▶ EXERCISE MATERIALS
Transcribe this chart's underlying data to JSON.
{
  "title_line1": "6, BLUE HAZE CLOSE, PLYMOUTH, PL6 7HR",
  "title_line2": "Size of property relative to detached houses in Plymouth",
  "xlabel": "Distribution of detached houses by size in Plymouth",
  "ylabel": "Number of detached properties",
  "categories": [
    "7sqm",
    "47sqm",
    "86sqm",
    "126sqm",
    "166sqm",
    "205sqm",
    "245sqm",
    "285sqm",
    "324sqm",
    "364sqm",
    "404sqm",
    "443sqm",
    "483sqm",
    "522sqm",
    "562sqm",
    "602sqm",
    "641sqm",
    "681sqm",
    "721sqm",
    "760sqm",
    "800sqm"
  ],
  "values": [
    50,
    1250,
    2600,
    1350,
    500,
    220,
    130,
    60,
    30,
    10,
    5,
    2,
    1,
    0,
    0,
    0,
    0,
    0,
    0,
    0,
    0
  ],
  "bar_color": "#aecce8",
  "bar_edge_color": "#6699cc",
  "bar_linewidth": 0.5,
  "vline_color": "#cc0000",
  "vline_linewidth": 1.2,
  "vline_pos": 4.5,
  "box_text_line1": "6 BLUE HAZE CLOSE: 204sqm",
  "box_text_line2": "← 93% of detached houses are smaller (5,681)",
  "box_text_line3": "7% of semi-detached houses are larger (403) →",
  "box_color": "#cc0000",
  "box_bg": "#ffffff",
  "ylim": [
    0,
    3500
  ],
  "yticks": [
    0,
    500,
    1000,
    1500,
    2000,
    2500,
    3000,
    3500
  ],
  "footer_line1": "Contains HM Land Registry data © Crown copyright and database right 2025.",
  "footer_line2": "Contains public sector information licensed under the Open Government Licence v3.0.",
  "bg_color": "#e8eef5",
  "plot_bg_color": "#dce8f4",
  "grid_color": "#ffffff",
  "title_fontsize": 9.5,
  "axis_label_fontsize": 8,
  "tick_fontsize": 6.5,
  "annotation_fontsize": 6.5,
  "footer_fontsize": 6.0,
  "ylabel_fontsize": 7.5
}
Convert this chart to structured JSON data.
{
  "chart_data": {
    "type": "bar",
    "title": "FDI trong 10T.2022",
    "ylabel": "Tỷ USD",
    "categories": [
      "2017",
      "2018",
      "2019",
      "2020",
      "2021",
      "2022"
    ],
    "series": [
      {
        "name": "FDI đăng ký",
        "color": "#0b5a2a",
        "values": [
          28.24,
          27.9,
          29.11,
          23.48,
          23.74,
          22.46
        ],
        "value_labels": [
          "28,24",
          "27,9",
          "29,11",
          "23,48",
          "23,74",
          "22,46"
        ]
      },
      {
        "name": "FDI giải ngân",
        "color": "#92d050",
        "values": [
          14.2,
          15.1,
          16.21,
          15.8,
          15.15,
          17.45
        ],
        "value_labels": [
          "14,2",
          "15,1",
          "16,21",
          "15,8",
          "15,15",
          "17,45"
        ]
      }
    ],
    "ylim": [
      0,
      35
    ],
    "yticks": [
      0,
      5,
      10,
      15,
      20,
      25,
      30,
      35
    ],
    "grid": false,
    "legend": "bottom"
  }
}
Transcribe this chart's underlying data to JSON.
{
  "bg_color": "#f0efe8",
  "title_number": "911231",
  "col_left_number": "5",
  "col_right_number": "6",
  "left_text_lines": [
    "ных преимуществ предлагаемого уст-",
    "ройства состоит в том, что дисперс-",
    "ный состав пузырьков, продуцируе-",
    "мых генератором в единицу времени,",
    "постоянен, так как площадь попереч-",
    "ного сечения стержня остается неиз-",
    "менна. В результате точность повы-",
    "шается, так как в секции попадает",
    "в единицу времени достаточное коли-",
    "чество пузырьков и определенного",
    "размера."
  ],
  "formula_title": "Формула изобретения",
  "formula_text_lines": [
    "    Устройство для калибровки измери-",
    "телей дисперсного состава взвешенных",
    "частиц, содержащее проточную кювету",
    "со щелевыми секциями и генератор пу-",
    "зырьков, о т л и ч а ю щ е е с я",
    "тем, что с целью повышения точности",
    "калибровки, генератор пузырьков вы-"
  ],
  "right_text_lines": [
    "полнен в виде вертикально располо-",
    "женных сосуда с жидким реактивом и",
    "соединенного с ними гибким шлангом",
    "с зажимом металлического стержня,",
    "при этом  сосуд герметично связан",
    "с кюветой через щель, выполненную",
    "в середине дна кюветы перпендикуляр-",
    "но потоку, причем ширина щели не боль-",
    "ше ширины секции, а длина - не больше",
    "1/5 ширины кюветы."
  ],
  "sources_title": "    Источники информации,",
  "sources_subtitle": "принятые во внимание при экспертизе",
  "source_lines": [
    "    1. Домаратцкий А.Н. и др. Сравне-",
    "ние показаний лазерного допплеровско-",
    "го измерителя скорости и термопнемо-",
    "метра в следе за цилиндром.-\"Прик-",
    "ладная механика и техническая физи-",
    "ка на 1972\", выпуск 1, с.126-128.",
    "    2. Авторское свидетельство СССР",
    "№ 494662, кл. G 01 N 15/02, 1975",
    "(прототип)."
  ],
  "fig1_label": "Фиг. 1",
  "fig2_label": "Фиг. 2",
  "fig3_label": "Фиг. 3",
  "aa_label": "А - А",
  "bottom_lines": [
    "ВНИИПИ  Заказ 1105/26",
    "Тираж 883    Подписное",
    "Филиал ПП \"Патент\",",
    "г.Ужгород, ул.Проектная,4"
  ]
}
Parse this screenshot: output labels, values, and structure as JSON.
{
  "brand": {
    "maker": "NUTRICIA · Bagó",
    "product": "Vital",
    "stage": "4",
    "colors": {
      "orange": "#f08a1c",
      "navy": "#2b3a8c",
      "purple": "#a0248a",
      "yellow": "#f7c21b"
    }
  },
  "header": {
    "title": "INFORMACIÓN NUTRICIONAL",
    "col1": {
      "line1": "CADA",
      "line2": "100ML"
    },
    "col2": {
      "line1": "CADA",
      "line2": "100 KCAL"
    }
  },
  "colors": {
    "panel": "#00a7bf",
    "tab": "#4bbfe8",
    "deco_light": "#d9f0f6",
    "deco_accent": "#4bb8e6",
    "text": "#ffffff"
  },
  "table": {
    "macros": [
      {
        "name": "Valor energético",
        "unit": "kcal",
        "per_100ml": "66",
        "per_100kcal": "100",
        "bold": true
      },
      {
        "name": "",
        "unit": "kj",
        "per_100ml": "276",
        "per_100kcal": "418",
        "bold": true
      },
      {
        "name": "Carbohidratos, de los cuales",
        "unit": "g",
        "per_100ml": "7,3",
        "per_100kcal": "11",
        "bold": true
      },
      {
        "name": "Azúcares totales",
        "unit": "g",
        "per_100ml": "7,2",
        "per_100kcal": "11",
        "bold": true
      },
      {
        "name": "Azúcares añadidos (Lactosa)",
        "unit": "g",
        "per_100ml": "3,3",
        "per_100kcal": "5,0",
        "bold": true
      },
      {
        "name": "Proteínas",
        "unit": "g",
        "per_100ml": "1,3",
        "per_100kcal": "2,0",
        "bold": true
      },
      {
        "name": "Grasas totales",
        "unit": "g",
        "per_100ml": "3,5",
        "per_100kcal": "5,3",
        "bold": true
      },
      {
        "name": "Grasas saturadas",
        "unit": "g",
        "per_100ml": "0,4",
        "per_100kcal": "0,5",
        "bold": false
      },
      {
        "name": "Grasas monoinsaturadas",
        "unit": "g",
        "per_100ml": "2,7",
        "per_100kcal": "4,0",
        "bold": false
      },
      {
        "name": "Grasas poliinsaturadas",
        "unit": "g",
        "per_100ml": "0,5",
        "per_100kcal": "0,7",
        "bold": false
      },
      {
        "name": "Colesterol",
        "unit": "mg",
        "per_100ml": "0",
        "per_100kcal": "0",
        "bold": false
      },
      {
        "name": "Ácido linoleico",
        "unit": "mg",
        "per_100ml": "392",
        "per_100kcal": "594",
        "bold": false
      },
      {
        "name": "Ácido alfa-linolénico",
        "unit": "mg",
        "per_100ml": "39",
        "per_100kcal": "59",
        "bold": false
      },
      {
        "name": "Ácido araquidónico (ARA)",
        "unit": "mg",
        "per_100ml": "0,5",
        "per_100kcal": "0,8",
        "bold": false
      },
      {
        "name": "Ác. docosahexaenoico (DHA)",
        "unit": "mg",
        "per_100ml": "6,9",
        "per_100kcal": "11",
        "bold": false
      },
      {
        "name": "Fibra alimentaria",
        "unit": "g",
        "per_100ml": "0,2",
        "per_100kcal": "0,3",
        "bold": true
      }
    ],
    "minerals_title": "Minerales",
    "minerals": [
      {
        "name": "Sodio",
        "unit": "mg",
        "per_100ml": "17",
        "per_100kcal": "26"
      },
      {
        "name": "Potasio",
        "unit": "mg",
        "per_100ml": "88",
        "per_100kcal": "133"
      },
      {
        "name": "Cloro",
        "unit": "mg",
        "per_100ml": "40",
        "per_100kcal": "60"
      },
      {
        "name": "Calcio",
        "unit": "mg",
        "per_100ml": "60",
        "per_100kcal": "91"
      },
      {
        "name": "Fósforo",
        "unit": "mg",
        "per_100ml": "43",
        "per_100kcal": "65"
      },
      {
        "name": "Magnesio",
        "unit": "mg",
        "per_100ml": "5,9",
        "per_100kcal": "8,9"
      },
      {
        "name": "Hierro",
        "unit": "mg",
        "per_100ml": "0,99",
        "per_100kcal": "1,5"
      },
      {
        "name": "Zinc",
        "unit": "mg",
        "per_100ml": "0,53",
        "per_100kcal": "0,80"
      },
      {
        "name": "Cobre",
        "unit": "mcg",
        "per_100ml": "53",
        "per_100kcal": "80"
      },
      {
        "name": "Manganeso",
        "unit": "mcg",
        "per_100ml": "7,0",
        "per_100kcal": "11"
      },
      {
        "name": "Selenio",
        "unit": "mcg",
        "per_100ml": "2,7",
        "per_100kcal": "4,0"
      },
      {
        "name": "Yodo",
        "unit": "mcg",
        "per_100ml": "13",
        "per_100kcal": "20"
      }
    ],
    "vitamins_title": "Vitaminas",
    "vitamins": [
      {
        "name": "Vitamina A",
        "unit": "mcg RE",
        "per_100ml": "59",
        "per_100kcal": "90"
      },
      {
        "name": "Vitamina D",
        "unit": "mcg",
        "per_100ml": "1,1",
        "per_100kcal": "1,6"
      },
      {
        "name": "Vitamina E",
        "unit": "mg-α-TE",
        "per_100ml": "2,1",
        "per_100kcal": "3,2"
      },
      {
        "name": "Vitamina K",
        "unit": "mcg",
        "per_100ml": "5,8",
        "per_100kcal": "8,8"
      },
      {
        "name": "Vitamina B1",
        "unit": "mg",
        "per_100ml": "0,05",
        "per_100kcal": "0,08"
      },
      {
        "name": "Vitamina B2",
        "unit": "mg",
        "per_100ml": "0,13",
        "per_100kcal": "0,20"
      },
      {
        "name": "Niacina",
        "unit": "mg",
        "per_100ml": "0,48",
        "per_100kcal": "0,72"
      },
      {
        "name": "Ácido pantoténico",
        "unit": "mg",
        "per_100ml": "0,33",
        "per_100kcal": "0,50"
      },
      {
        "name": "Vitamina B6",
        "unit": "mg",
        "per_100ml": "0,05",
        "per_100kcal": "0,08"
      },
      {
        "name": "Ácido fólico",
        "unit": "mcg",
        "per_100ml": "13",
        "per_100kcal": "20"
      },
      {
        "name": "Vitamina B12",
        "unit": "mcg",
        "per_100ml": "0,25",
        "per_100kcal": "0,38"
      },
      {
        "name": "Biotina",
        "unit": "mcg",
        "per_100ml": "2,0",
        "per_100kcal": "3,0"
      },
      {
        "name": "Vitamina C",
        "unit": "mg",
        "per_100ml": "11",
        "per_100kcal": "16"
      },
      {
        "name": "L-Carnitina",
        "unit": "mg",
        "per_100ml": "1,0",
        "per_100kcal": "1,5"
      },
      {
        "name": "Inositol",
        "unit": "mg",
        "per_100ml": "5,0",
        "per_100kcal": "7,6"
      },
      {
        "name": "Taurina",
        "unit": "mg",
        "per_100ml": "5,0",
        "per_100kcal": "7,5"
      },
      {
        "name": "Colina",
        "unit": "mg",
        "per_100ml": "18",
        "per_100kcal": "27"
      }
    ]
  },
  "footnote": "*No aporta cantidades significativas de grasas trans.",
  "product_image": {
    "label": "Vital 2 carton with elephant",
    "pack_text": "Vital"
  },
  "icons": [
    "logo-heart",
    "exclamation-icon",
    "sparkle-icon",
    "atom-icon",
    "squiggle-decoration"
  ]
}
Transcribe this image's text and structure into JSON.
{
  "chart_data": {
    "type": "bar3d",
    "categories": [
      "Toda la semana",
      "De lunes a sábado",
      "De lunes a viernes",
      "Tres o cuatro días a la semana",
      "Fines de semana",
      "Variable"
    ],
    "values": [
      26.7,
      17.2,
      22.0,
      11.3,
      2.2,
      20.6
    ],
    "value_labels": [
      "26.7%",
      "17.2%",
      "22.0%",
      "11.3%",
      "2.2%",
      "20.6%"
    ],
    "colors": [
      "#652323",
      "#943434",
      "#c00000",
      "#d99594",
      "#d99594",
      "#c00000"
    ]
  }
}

▶ STATED EXERCISE
Output only the lines from the one holding "Transcribe this image's" through the last line above, exactly as they appear.

▶ WRITTEN RESPONSE
Transcribe this image's text and structure into JSON.
{
  "chart_data": {
    "type": "bar3d",
    "categories": [
      "Toda la semana",
      "De lunes a sábado",
      "De lunes a viernes",
      "Tres o cuatro días a la semana",
      "Fines de semana",
      "Variable"
    ],
    "values": [
      26.7,
      17.2,
      22.0,
      11.3,
      2.2,
      20.6
    ],
    "value_labels": [
      "26.7%",
      "17.2%",
      "22.0%",
      "11.3%",
      "2.2%",
      "20.6%"
    ],
    "colors": [
      "#652323",
      "#943434",
      "#c00000",
      "#d99594",
      "#d99594",
      "#c00000"
    ]
  }
}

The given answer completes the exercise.